* Testo citato
▼

Ma è una storia difficile, da scrivere e ancor più da recensire. Perché ti costringe a fare delle riflessioni personali, soggettive, di tipo etico e politico. Ti costringe a stare da una parte o dall'altra, dentro o fuori. Ed, inevitabilmente, ti porta a fare delle considerazioni critiche. Cercherò di essere oggettivo nel recensire il libro. Ma non si tratta solo di una questione narrativa. Bisognerà entrare nel merito, perché l'autore non vuole offrirci un'opera letteraria, ma un'opera che ci faccia riflettere.
La mia più grande speranza è che, raccontando la mia storia, io abbia potuto dimostrare al mio popolo, palestinesi seguaci dell'Islam, abituati da secoli a regimi corrotti, che solo la verità può renderli liberi. Ho raccontato la mia storia anche per far sapere al popolo israeliano che c'è speranza. [...] La mia storia vuole essere, inoltre, un messaggio per i cristiani.
Un po' ambizioso come obiettivo. Soprattutto se si pensa che questa è la testimonianza personale di un uomo che ha compiuto determinate scelte, motivate da principi etici e religiosi non assolutamente condivisi da tutti. Non ampiamente condivisi dal suo popolo.
La sua storia si inserisce in un contesto storico-politico così delicato che viene da chiedersi se mai la sua testimonianza e le proposte che traspaiono dalle sue riflessioni possano davvero offrire una soluzione ad un conflitto così aspro e da più parti sostenuto e, anzi, alimentato.

▲

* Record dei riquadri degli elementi
▼

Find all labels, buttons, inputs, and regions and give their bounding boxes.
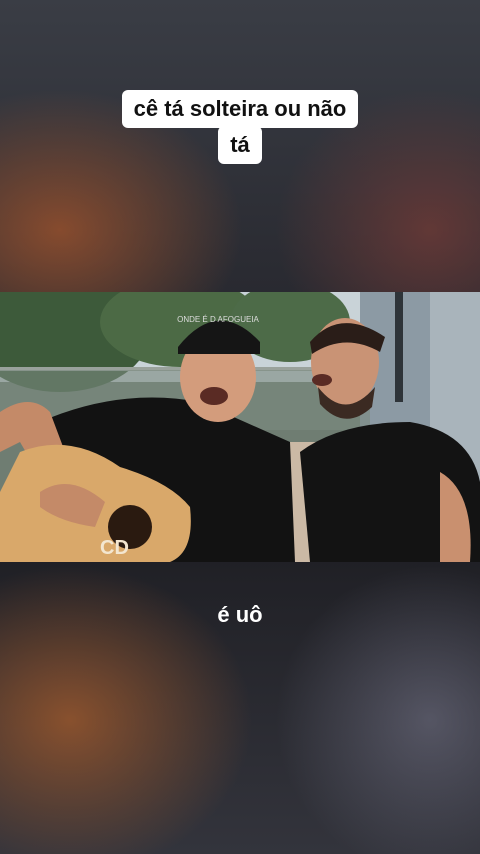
right-man-mouth — [312, 374, 332, 386]
left-man-mouth — [200, 387, 228, 405]
video-frame[interactable]: ONDE É D AFOGUEIA CD — [0, 292, 480, 562]
top-caption-line-1: cê tá solteira ou não — [121, 90, 359, 128]
top-caption-line-2: tá — [218, 126, 262, 164]
window-frame — [395, 292, 403, 402]
guitar-logo: CD — [100, 537, 129, 559]
video-scene: ONDE É D AFOGUEIA CD — [0, 292, 480, 562]
top-caption: cê tá solteira ou não tá — [0, 90, 480, 164]
bottom-caption: é uô — [217, 602, 263, 627]
cap-text: ONDE É D AFOGUEIA — [177, 315, 259, 324]
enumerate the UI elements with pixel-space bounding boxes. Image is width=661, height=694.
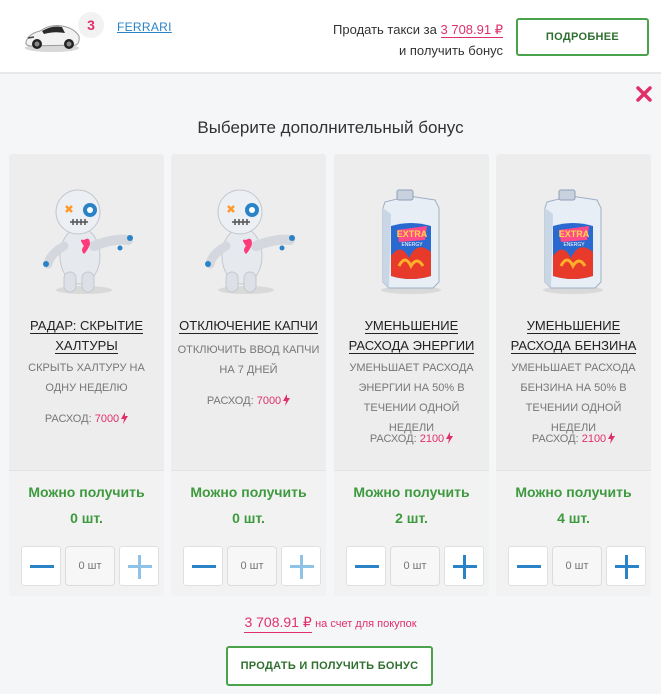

▲

* Esercizio breve 1
Riporta il passo della recensione che comincia con "Ma è una storia" e prosegue fino a "ci faccia riflettere.".
* Esercizio breve 2
A chi dice di rivolgere la propria storia l'autore nel brano riportato dalla recensione?

* Risultato finale 1
Ma è una storia difficile, da scrivere e ancor più da recensire. Perché ti costringe a fare delle riflessioni personali, soggettive, di tipo etico e politico. Ti costringe a stare da una parte o dall'altra, dentro o fuori. Ed, inevitabilmente, ti porta a fare delle considerazioni critiche. Cercherò di essere oggettivo nel recensire il libro. Ma non si tratta solo di una questione narrativa. Bisognerà entrare nel merito, perché l'autore non vuole offrirci un'opera letteraria, ma un'opera che ci faccia riflettere.

* Risultato finale 2
- Al suo popolo, i palestinesi seguaci dell'Islam
- Al popolo israeliano
- Ai cristiani